DIRECTION
Each line containing the word "英文稿件則相反" needs to be copied.

DATA PROVIDED
** begin **

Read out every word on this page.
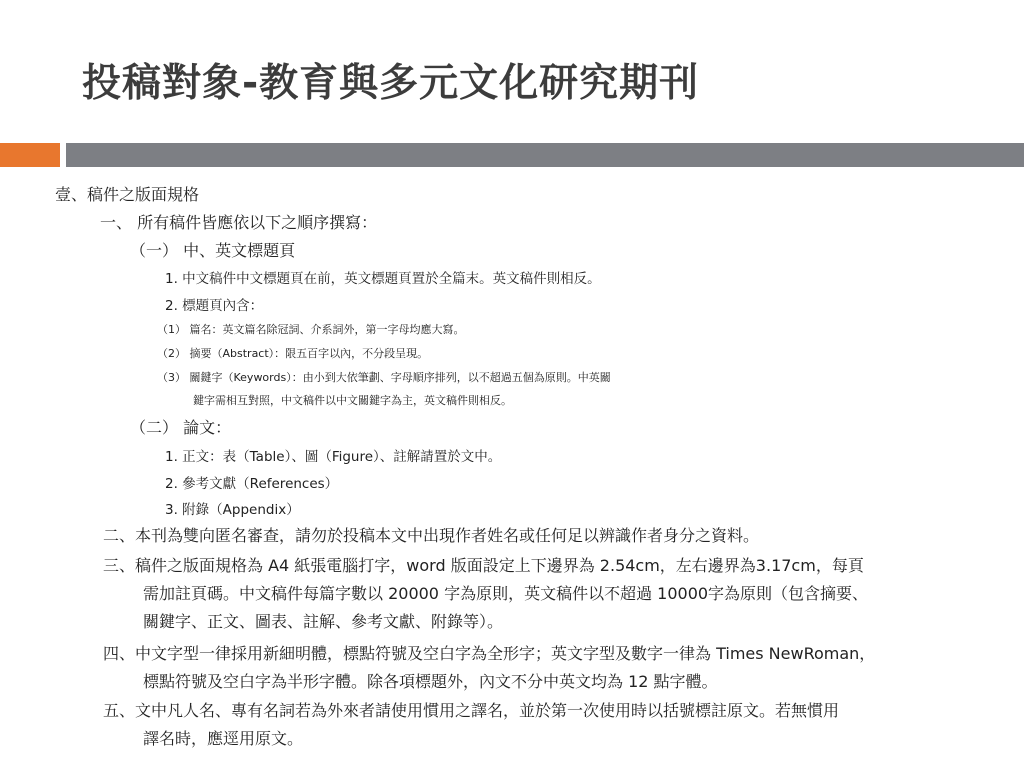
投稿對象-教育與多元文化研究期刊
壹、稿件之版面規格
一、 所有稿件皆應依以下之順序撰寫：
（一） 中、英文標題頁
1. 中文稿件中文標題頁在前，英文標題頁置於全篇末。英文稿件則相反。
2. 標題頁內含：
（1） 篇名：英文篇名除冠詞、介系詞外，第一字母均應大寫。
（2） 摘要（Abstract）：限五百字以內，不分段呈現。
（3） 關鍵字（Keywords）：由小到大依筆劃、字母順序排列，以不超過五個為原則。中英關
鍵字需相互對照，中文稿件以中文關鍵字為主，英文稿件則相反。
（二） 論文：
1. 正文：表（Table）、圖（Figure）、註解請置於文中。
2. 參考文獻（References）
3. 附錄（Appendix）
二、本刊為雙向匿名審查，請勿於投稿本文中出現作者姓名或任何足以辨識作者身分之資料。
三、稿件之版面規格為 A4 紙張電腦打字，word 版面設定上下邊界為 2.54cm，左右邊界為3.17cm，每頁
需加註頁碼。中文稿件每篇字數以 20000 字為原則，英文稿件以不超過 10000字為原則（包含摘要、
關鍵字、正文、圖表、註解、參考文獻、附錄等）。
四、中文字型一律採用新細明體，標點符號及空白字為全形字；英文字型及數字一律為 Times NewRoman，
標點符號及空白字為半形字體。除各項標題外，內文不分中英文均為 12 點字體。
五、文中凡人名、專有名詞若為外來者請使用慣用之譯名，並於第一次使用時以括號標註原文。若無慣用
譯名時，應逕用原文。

** end **
** begin **

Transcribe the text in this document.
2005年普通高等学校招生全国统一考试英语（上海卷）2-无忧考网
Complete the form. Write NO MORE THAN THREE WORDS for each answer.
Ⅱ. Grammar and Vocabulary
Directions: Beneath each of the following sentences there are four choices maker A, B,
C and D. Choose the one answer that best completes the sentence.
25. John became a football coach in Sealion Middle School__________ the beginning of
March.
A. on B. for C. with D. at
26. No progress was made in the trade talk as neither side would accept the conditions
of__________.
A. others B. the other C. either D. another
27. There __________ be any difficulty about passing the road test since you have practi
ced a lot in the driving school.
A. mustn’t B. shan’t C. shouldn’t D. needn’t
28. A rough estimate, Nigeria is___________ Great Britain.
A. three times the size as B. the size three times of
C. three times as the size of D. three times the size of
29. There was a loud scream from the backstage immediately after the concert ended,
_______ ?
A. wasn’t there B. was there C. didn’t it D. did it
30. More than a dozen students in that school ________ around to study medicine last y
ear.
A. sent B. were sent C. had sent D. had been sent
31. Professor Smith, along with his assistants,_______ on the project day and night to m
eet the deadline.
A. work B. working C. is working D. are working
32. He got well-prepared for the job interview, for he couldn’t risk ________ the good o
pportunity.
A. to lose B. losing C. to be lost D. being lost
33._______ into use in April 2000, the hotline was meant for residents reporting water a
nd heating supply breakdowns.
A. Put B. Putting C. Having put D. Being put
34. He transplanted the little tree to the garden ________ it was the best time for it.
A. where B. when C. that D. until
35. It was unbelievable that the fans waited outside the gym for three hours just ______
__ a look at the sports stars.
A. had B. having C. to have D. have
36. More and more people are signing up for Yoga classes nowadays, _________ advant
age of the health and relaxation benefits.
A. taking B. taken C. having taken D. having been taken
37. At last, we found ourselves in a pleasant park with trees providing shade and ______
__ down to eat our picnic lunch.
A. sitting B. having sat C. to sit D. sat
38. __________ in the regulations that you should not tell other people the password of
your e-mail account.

** end **

TASK ANSWER
1. 中文稿件中文標題頁在前，英文標題頁置於全篇末。英文稿件則相反。
鍵字需相互對照，中文稿件以中文關鍵字為主，英文稿件則相反。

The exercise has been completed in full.